TASK 1 => Return the full discussion thread about Steve Jobs word for word.

Against Nostalgia - Mike Daisey on Steve Jobs - bgruber
http://www.nytimes.com/2011/10/06/opinion/jobs-looked-to-the-future.html

======
lukifer
I wish that before Steve had left us, someone would have been able to ask him
about the lack of a magical user experience for developers. While Apple has
always made "closed" hardware, the Apple II and the early Macs were delightful
toyboxes for swaths of young people: BASIC, Hypercard, ResEdit, etc. They (we)
learned, tinkered, explored, taking the concept of a "bicycle for the mind" to
a whole new level.

There's a lot to like about modern Mac and iPhone development: the tools and
the documentation are arguably better than they've ever been, and the APIs
have become absurdly powerful. But there's very little magic or UX to be found
for the young and the new: even if you scrape together the $99 and brave the
frustrating certificate process, it still takes a lot of overhead to make
anything happen on the screen. (Recent improvements like ARC and storyboards
help, but they're a band-aid.)

TASK 2 => In the rows, take the part that opens with the first row and closes with the row containing "casino-badge: CASINÒ bbox=[316, 5, 381, 25]", and give it again with "promo-provider" replaced by "promo-label" and everything else unchanged.

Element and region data
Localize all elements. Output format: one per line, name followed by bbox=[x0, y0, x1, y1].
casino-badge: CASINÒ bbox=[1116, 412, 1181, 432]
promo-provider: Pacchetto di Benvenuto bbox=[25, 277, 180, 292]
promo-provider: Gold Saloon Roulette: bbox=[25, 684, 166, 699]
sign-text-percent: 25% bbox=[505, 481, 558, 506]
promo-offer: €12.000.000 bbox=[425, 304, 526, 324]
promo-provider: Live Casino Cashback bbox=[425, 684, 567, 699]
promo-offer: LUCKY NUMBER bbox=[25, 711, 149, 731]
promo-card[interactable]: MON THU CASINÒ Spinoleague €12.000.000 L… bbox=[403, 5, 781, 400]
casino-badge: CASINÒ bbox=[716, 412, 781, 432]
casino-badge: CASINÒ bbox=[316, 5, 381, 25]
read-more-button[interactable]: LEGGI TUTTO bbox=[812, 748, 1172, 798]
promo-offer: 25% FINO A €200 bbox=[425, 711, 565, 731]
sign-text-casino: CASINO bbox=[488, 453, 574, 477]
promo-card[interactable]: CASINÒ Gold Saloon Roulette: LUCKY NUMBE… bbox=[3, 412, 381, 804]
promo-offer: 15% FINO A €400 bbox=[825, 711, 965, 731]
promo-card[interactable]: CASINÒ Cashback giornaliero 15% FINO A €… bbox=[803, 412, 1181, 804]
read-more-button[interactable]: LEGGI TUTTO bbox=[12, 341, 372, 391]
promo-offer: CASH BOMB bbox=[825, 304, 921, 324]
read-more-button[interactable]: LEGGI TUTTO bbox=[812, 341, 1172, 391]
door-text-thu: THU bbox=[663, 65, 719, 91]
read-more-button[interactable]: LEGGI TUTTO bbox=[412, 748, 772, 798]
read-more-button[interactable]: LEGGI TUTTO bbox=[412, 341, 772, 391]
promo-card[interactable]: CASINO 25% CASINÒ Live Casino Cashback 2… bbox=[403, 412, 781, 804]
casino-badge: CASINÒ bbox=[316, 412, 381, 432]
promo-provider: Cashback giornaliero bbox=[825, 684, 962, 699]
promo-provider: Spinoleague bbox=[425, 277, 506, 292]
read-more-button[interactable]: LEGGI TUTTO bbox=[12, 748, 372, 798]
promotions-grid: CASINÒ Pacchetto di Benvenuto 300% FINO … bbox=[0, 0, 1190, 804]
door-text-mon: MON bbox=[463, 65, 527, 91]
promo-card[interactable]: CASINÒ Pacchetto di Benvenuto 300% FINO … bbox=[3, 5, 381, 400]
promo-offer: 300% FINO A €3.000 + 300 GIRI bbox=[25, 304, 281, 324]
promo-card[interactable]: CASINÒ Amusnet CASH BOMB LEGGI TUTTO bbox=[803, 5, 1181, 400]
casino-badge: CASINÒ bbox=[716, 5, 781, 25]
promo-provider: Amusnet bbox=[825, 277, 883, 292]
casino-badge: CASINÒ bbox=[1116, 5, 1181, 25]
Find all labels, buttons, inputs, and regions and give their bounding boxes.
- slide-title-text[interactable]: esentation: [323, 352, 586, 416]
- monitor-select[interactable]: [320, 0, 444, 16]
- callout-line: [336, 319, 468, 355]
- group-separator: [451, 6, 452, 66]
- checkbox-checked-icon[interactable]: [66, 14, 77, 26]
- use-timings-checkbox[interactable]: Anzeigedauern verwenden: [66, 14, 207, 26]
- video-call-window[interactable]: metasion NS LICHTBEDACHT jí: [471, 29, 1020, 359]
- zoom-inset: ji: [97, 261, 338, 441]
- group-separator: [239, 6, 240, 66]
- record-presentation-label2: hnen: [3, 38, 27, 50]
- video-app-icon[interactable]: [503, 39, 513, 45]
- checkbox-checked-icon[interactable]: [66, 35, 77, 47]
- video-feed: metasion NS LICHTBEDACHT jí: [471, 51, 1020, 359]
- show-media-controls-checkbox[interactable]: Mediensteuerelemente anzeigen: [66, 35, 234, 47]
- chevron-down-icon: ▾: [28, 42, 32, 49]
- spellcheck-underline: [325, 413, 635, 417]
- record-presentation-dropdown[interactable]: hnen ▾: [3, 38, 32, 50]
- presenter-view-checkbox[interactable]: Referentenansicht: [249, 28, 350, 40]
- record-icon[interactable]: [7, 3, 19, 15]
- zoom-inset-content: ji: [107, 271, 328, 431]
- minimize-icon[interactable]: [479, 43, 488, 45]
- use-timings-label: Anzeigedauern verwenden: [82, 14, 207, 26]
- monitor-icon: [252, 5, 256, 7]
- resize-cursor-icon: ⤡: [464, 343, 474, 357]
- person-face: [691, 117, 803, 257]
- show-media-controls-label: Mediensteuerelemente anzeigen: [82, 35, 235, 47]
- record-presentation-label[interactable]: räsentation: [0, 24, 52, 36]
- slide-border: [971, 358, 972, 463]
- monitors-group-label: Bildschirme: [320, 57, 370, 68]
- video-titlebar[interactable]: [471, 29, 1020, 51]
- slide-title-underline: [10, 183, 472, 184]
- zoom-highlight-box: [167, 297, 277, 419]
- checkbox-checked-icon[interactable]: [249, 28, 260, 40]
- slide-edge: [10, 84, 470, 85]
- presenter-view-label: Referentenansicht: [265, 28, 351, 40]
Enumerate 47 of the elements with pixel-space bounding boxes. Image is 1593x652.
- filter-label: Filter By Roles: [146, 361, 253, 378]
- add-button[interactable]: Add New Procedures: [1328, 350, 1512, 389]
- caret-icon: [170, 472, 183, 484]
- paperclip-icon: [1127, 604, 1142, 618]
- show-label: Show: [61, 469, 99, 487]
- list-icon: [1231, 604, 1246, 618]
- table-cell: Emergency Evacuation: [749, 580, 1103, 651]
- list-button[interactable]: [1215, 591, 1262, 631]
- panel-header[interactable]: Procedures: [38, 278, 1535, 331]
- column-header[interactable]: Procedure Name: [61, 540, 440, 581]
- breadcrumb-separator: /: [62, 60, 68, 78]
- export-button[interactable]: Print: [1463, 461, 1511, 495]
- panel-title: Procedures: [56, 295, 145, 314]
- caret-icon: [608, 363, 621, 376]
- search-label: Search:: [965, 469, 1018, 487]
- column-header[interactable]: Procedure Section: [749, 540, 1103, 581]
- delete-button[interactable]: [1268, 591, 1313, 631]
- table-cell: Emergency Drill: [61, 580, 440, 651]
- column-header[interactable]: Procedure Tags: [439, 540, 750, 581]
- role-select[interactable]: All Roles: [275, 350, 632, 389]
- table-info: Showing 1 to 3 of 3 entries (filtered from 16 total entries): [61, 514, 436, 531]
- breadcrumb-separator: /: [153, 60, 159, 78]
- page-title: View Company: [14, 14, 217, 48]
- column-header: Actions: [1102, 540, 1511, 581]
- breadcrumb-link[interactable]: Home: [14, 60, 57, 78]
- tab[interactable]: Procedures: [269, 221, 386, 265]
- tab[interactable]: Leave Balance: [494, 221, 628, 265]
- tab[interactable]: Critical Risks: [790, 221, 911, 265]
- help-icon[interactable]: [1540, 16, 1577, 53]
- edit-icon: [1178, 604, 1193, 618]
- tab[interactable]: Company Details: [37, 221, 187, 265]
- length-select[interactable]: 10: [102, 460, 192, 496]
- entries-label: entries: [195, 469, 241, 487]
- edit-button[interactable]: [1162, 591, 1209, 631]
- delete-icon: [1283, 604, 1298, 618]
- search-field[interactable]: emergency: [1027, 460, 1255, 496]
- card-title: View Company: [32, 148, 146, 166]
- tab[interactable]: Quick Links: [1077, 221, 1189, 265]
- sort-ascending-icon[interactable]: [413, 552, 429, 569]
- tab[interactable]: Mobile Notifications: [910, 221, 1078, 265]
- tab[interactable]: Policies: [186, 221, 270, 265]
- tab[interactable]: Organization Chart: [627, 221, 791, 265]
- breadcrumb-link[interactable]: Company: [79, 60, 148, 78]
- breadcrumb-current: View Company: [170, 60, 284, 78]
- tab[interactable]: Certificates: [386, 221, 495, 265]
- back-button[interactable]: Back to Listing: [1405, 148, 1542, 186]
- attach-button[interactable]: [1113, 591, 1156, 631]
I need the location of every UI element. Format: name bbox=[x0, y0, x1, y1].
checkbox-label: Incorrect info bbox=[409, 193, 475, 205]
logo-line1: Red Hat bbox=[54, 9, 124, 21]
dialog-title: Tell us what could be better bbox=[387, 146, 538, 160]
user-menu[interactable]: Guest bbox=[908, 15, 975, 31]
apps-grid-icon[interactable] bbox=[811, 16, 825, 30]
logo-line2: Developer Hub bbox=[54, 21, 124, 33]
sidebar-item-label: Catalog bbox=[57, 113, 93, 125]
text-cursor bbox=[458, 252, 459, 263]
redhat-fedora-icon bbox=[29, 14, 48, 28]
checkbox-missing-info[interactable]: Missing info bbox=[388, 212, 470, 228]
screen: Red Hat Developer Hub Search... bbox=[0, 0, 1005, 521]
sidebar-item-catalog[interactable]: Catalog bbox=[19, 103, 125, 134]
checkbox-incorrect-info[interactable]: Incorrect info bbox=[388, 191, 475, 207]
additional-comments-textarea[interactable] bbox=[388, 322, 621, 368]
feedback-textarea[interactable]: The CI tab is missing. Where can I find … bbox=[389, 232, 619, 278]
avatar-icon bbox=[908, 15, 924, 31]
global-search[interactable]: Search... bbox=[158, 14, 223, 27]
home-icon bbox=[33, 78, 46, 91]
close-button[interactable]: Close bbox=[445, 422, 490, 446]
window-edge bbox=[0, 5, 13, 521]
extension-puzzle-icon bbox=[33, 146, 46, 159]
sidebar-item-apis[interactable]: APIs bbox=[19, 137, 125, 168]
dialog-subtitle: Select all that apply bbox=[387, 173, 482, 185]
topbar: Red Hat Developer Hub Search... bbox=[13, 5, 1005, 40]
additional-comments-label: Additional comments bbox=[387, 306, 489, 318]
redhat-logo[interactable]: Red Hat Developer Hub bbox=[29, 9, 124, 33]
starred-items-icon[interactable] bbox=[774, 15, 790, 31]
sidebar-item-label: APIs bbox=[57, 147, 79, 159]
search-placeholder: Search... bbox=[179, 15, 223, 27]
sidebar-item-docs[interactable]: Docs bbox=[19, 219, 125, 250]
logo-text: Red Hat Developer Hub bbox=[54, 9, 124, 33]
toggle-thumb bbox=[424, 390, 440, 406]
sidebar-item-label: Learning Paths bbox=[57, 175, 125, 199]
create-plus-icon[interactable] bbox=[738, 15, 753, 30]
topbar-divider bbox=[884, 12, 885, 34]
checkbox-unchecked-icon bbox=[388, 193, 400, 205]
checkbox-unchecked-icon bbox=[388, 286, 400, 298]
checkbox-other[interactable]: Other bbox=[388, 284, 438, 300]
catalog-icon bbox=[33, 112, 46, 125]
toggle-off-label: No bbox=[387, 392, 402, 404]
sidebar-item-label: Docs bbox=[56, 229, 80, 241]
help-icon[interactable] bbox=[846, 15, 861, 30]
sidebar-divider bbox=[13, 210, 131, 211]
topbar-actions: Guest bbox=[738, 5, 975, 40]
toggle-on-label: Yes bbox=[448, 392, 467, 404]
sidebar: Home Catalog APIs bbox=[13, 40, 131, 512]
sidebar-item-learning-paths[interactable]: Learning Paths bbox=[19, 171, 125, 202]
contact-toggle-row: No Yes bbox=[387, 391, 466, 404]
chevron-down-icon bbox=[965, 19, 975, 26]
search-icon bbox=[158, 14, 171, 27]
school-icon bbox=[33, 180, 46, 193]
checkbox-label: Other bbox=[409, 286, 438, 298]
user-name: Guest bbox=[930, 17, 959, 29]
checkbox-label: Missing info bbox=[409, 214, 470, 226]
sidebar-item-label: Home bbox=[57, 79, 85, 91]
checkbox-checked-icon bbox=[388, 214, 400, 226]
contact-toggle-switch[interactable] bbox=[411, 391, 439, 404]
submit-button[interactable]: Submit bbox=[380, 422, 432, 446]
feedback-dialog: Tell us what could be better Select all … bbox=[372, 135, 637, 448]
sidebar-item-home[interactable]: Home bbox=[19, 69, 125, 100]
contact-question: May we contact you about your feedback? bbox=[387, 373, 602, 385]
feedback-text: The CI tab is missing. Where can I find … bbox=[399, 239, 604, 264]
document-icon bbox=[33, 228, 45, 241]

CORRECT RESULT 1 =>
Against Nostalgia - Mike Daisey on Steve Jobs - bgruber
http://www.nytimes.com/2011/10/06/opinion/jobs-looked-to-the-future.html

======
lukifer
I wish that before Steve had left us, someone would have been able to ask him
about the lack of a magical user experience for developers. While Apple has
always made "closed" hardware, the Apple II and the early Macs were delightful
toyboxes for swaths of young people: BASIC, Hypercard, ResEdit, etc. They (we)
learned, tinkered, explored, taking the concept of a "bicycle for the mind" to
a whole new level.

There's a lot to like about modern Mac and iPhone development: the tools and
the documentation are arguably better than they've ever been, and the APIs
have become absurdly powerful. But there's very little magic or UX to be found
for the young and the new: even if you scrape together the $99 and brave the
frustrating certificate process, it still takes a lot of overhead to make
anything happen on the screen. (Recent improvements like ARC and storyboards
help, but they're a band-aid.)

CORRECT RESULT 2 =>
Localize all elements. Output format: one per line, name followed by bbox=[x0, y0, x1, y1].
casino-badge: CASINÒ bbox=[1116, 412, 1181, 432]
promo-label: Pacchetto di Benvenuto bbox=[25, 277, 180, 292]
promo-label: Gold Saloon Roulette: bbox=[25, 684, 166, 699]
sign-text-percent: 25% bbox=[505, 481, 558, 506]
promo-offer: €12.000.000 bbox=[425, 304, 526, 324]
promo-label: Live Casino Cashback bbox=[425, 684, 567, 699]
promo-offer: LUCKY NUMBER bbox=[25, 711, 149, 731]
promo-card[interactable]: MON THU CASINÒ Spinoleague €12.000.000 L… bbox=[403, 5, 781, 400]
casino-badge: CASINÒ bbox=[716, 412, 781, 432]
casino-badge: CASINÒ bbox=[316, 5, 381, 25]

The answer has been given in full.